= GOAL =
Pick every line from the data that holds the word "Index".

= DATA SHOWN =
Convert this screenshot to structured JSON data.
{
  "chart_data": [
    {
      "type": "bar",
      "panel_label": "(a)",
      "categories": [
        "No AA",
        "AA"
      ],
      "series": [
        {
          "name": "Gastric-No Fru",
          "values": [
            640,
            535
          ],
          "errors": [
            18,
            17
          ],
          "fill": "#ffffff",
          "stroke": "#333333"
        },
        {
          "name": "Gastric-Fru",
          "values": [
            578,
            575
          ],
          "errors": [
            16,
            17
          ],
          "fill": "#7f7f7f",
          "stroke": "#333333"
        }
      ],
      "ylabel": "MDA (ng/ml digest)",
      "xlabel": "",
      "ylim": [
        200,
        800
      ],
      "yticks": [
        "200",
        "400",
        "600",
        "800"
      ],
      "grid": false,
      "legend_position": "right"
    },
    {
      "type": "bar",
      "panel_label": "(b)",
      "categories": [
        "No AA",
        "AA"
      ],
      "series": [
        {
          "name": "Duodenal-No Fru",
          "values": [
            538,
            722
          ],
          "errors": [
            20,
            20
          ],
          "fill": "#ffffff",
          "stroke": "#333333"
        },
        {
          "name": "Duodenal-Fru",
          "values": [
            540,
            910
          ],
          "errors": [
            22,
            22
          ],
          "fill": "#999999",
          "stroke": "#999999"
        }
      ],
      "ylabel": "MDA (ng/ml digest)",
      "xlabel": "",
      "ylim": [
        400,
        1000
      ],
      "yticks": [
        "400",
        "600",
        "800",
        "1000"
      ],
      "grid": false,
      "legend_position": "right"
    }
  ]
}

...

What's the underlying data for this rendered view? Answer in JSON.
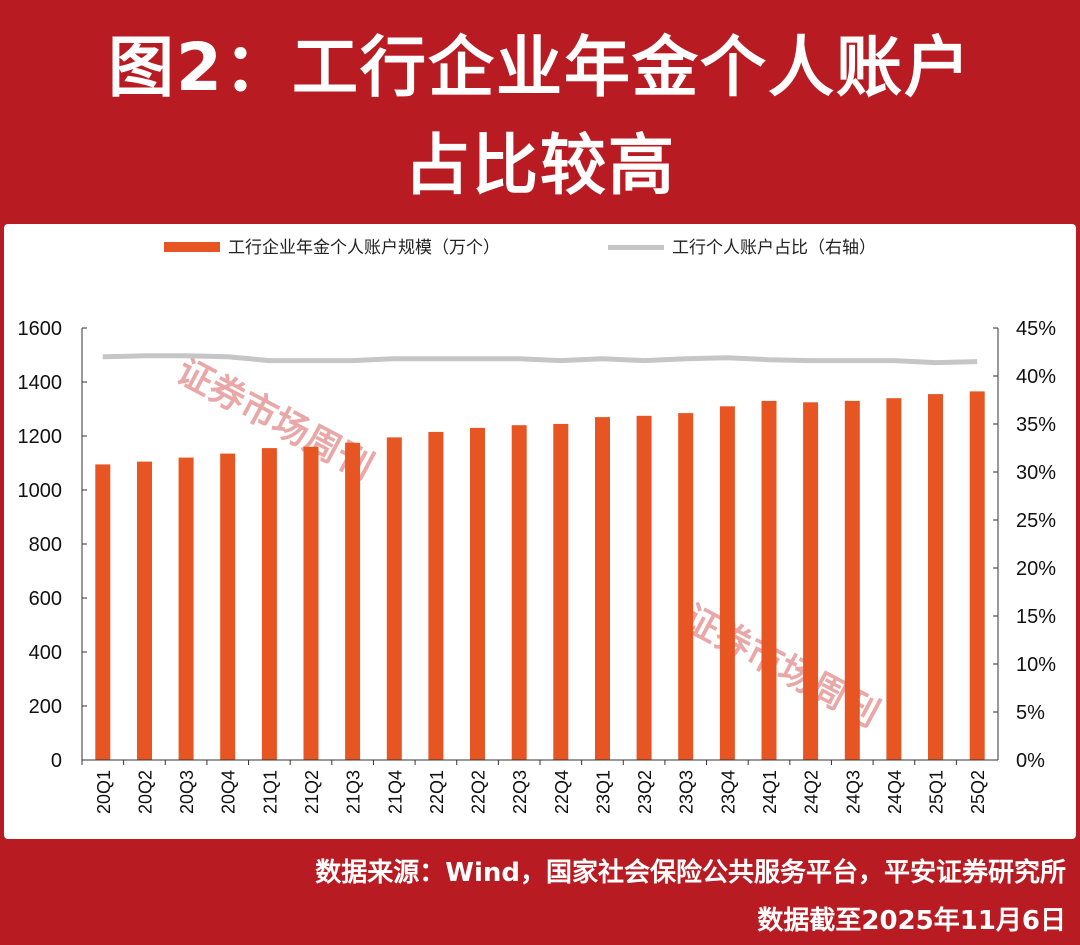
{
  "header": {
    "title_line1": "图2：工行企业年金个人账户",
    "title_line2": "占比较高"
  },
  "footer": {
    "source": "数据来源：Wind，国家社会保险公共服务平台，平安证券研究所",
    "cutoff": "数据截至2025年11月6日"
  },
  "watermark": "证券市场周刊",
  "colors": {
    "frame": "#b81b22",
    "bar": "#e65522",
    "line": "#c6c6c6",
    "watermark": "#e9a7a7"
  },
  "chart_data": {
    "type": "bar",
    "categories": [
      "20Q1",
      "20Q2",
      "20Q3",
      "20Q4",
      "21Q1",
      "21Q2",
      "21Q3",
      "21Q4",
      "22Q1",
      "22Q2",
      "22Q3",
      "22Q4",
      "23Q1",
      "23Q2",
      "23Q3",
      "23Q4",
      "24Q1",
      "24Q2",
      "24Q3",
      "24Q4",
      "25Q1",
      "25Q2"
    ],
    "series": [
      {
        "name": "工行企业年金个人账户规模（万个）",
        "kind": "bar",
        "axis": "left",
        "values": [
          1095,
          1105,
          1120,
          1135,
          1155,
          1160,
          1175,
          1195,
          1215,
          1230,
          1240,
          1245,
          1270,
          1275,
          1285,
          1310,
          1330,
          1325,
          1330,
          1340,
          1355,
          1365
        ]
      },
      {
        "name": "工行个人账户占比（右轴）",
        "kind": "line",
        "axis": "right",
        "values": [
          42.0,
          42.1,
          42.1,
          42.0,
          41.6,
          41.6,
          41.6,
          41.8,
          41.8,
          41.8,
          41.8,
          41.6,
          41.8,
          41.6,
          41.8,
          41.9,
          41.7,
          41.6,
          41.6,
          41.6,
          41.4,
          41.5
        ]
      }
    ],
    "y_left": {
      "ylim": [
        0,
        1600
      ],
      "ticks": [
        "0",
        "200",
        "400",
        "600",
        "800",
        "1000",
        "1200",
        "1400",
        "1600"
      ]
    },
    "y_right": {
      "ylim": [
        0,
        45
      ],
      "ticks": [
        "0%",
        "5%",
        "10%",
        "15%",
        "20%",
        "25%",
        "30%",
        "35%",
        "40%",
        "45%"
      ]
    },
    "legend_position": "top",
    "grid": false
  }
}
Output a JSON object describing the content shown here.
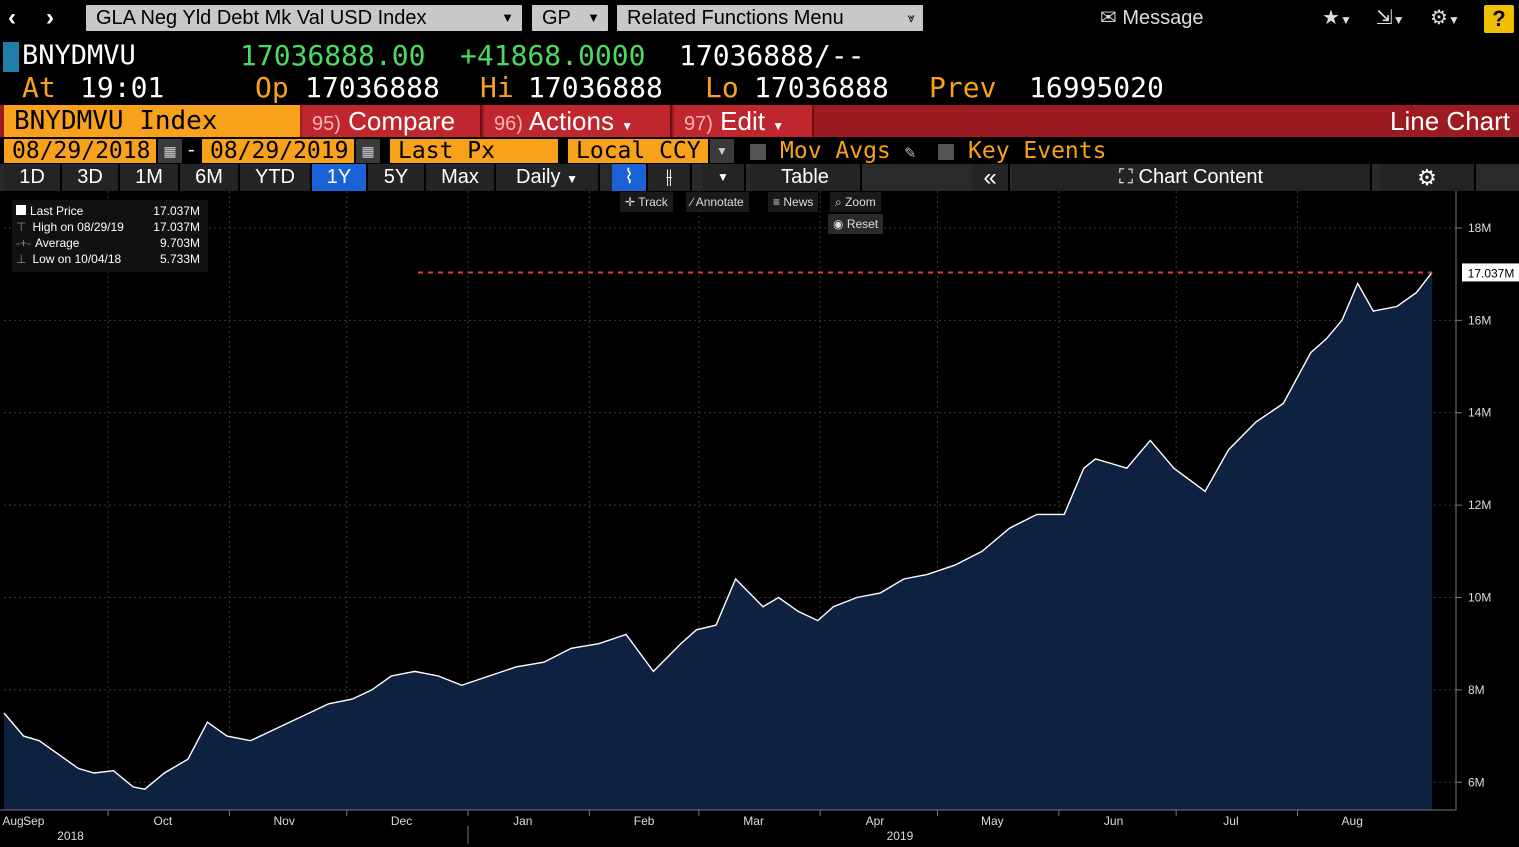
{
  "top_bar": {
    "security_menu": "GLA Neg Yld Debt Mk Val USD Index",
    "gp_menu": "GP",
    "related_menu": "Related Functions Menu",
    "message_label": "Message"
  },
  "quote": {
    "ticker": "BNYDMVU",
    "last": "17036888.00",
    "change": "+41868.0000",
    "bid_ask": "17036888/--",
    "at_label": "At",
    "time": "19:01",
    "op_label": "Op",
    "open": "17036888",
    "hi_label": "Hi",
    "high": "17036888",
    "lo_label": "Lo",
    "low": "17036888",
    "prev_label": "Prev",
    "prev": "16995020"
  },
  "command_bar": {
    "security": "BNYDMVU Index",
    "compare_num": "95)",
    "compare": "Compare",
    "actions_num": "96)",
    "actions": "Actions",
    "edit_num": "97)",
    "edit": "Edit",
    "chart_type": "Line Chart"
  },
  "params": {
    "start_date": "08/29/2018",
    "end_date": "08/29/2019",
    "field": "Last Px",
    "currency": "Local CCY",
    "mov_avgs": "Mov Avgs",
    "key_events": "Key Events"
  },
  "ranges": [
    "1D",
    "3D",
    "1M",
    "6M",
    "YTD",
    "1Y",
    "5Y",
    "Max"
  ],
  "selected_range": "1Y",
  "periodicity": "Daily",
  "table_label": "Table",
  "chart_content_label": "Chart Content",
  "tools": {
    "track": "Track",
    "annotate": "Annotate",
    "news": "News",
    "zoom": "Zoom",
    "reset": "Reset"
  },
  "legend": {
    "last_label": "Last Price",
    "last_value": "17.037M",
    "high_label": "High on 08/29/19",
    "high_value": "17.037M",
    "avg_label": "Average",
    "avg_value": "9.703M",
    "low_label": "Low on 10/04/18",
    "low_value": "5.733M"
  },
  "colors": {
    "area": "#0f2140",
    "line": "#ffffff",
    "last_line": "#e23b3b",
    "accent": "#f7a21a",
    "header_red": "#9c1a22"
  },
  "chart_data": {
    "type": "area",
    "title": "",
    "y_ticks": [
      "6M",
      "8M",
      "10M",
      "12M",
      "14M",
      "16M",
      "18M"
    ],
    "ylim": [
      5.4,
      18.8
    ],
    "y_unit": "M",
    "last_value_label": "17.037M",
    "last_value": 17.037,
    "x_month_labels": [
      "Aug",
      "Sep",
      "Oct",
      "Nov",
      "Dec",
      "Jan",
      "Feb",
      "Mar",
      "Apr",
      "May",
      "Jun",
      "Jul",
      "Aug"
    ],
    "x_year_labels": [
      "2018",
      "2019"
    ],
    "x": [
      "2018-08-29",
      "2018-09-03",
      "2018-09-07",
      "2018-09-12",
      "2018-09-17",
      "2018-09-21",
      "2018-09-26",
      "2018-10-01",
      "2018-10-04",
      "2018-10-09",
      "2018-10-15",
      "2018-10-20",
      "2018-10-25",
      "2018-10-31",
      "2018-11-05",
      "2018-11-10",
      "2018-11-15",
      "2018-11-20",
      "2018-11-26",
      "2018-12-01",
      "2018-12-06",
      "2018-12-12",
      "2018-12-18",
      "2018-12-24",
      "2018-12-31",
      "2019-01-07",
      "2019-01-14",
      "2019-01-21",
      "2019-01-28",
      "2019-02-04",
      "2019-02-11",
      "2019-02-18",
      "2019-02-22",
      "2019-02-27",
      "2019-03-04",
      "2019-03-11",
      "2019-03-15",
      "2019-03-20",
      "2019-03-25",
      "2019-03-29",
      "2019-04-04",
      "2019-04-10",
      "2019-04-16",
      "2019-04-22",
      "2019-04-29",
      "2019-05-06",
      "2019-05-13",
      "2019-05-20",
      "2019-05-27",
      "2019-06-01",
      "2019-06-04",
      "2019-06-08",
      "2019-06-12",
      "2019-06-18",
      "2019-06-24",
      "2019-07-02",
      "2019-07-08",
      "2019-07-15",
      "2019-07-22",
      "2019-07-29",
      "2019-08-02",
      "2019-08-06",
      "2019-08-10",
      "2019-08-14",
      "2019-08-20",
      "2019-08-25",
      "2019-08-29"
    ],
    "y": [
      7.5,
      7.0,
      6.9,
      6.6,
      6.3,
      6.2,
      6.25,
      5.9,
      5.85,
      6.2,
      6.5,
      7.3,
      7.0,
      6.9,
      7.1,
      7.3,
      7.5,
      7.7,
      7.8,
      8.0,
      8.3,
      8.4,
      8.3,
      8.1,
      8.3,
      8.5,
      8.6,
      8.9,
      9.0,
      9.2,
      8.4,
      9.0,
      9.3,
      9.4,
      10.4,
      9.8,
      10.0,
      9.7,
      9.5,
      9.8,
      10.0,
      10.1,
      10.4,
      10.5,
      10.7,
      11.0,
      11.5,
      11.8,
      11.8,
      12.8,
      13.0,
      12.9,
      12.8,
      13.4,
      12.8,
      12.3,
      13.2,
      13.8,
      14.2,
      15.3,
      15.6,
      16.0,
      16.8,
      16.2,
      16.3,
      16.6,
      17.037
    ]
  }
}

= FULL ANSWER =
    "security_menu": "GLA Neg Yld Debt Mk Val USD Index",
    "security": "BNYDMVU Index",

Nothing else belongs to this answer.